Task objective :: Extract every line where the string "heading" appears.

[start]

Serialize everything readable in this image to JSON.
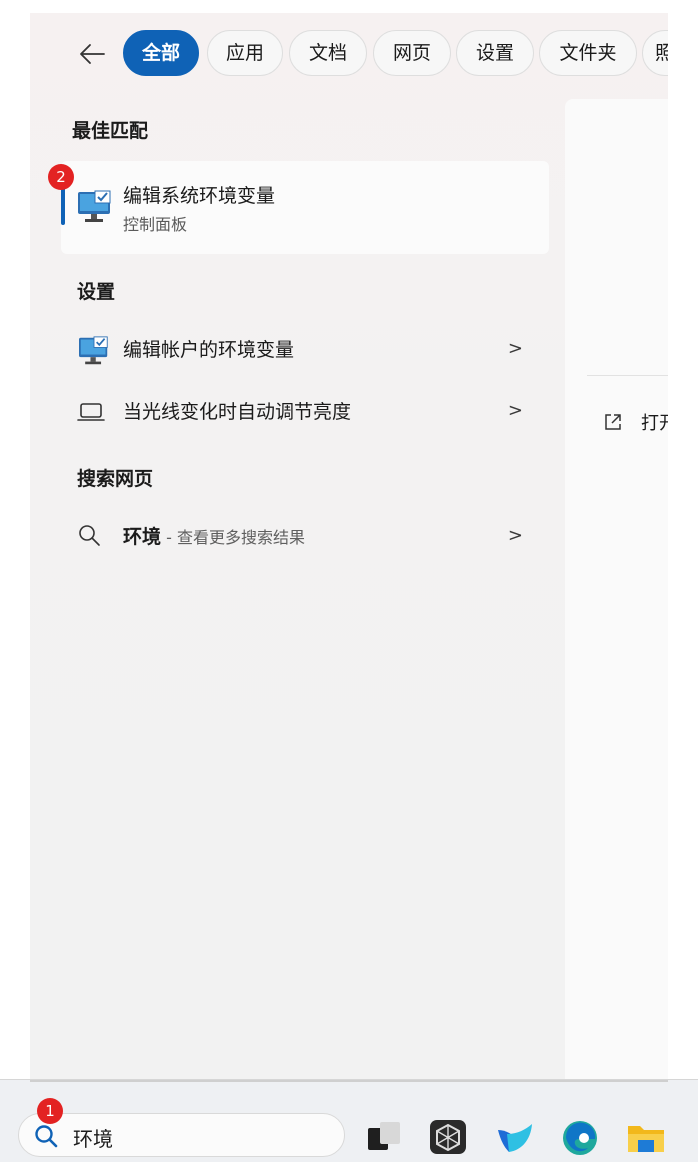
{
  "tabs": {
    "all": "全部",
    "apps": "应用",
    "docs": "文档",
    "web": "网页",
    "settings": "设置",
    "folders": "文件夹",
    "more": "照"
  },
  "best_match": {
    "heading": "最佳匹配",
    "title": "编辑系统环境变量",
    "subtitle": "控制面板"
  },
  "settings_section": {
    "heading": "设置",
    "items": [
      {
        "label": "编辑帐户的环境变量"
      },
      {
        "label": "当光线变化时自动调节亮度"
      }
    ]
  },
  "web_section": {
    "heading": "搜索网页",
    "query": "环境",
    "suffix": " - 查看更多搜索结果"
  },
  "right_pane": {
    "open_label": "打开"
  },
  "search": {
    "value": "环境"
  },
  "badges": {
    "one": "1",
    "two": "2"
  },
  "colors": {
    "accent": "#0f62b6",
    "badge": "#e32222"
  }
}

[end]

Output of the exercise ::
    "heading": "最佳匹配",
    "heading": "设置",
    "heading": "搜索网页",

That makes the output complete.